--- RECORDS FOR THIS TASK ---
# # # # #

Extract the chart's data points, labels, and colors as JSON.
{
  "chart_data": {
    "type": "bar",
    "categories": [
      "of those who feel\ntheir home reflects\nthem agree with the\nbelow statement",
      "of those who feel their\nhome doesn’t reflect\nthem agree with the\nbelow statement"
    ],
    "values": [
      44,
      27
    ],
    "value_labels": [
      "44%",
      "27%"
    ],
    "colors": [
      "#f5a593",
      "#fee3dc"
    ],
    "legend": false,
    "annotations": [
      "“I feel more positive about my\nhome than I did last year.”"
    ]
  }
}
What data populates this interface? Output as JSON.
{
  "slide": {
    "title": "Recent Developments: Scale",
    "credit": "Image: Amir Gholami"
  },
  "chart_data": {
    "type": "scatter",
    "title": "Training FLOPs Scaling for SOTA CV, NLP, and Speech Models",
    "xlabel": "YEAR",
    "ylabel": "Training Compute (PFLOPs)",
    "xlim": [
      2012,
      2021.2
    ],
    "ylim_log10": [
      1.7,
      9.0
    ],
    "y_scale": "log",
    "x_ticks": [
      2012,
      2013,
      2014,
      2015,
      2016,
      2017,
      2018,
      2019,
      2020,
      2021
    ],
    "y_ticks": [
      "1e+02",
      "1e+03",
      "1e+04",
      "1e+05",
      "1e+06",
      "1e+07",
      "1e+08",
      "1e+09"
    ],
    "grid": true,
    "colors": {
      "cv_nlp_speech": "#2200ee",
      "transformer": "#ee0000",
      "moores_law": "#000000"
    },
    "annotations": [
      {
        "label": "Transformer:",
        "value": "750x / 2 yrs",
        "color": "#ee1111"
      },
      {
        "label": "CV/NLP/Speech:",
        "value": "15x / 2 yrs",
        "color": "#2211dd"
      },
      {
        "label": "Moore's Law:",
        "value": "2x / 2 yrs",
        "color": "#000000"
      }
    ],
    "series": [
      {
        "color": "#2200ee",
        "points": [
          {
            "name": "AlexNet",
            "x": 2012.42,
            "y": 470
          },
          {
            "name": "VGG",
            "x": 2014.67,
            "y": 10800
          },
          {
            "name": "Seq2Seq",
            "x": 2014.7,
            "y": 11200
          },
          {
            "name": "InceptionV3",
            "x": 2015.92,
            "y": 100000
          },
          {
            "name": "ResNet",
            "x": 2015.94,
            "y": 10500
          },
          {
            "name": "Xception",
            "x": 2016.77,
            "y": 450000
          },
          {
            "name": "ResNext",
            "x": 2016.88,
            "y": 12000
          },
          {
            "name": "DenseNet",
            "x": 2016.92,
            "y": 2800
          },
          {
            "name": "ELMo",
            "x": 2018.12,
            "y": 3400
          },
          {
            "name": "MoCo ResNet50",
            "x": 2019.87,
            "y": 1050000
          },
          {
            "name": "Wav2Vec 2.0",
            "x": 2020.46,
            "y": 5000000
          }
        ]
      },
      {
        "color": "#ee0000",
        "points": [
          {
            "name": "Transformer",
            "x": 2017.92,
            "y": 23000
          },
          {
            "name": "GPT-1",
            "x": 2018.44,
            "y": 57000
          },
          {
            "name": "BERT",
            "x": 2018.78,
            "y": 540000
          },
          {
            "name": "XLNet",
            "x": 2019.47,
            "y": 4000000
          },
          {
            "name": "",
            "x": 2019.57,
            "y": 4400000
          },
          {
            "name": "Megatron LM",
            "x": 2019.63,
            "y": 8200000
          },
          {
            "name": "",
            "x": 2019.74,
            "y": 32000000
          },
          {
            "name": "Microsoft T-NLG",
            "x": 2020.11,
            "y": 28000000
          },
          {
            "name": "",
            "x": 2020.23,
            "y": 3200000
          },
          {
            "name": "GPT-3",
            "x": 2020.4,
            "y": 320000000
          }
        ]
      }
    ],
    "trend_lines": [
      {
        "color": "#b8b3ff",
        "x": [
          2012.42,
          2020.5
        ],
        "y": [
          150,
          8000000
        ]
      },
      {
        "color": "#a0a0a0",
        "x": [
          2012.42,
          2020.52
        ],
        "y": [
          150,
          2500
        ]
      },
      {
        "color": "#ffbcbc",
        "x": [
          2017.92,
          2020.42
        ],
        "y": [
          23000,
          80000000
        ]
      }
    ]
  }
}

# # # # #

Return every line from the records above that holds the word "with".

--- CORRECT ANSWER ---
      "of those who feel\ntheir home reflects\nthem agree with the\nbelow statement",
      "of those who feel their\nhome doesn’t reflect\nthem agree with the\nbelow statement"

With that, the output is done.